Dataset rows
______________________________
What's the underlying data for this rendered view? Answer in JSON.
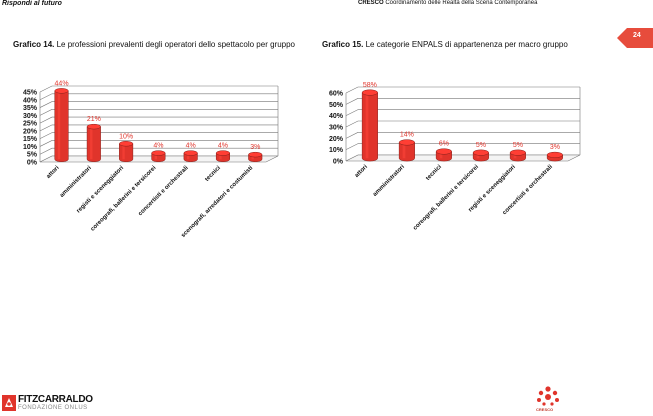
{
  "header": {
    "left": "Rispondi al futuro",
    "right_brand": "CRESCO",
    "right_rest": "Coordinamento delle Realtà della Scena Contemporanea",
    "page_number": "24",
    "tab_color": "#e74c3c"
  },
  "chart_data": [
    {
      "type": "bar",
      "title_bold": "Grafico 14.",
      "title_rest": "Le professioni prevalenti degli operatori dello spettacolo per gruppo",
      "categories": [
        "attori",
        "amministratori",
        "registi e sceneggiatori",
        "coreografi, ballerini e tersicorei",
        "concertisti e orchestrali",
        "tecnici",
        "scenografi, arredatori e costumisti"
      ],
      "values": [
        44,
        21,
        10,
        4,
        4,
        4,
        3
      ],
      "data_labels": [
        "44%",
        "21%",
        "10%",
        "4%",
        "4%",
        "4%",
        "3%"
      ],
      "yticks": [
        "0%",
        "5%",
        "10%",
        "15%",
        "20%",
        "25%",
        "30%",
        "35%",
        "40%",
        "45%"
      ],
      "ylim": [
        0,
        45
      ],
      "bar_color": "#e0342b",
      "label_color": "#e0342b"
    },
    {
      "type": "bar",
      "title_bold": "Grafico 15.",
      "title_rest": "Le categorie ENPALS di appartenenza per macro gruppo",
      "categories": [
        "attori",
        "amministratori",
        "tecnici",
        "coreografi, ballerini e tersicorei",
        "registi e sceneggiatori",
        "concertisti e orchestrali"
      ],
      "values": [
        58,
        14,
        6,
        5,
        5,
        3
      ],
      "data_labels": [
        "58%",
        "14%",
        "6%",
        "5%",
        "5%",
        "3%"
      ],
      "yticks": [
        "0%",
        "10%",
        "20%",
        "30%",
        "40%",
        "50%",
        "60%"
      ],
      "ylim": [
        0,
        60
      ],
      "bar_color": "#e0342b",
      "label_color": "#e0342b"
    }
  ],
  "footer": {
    "name": "FITZCARRALDO",
    "sub": "FONDAZIONE ONLUS",
    "right_label": "CRESCO"
  }
}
______________________________
WRITTEN INSTRUCTION:
Reproduce each line exactly, please, except for any pictures.

RESPONSE TO THE TASK:
What's the underlying data for this rendered view? Answer in JSON.
{
  "header": {
    "left": "Rispondi al futuro",
    "right_brand": "CRESCO",
    "right_rest": "Coordinamento delle Realtà della Scena Contemporanea",
    "page_number": "24",
    "tab_color": "#e74c3c"
  },
  "chart_data": [
    {
      "type": "bar",
      "title_bold": "Grafico 14.",
      "title_rest": "Le professioni prevalenti degli operatori dello spettacolo per gruppo",
      "categories": [
        "attori",
        "amministratori",
        "registi e sceneggiatori",
        "coreografi, ballerini e tersicorei",
        "concertisti e orchestrali",
        "tecnici",
        "scenografi, arredatori e costumisti"
      ],
      "values": [
        44,
        21,
        10,
        4,
        4,
        4,
        3
      ],
      "data_labels": [
        "44%",
        "21%",
        "10%",
        "4%",
        "4%",
        "4%",
        "3%"
      ],
      "yticks": [
        "0%",
        "5%",
        "10%",
        "15%",
        "20%",
        "25%",
        "30%",
        "35%",
        "40%",
        "45%"
      ],
      "ylim": [
        0,
        45
      ],
      "bar_color": "#e0342b",
      "label_color": "#e0342b"
    },
    {
      "type": "bar",
      "title_bold": "Grafico 15.",
      "title_rest": "Le categorie ENPALS di appartenenza per macro gruppo",
      "categories": [
        "attori",
        "amministratori",
        "tecnici",
        "coreografi, ballerini e tersicorei",
        "registi e sceneggiatori",
        "concertisti e orchestrali"
      ],
      "values": [
        58,
        14,
        6,
        5,
        5,
        3
      ],
      "data_labels": [
        "58%",
        "14%",
        "6%",
        "5%",
        "5%",
        "3%"
      ],
      "yticks": [
        "0%",
        "10%",
        "20%",
        "30%",
        "40%",
        "50%",
        "60%"
      ],
      "ylim": [
        0,
        60
      ],
      "bar_color": "#e0342b",
      "label_color": "#e0342b"
    }
  ],
  "footer": {
    "name": "FITZCARRALDO",
    "sub": "FONDAZIONE ONLUS",
    "right_label": "CRESCO"
  }
}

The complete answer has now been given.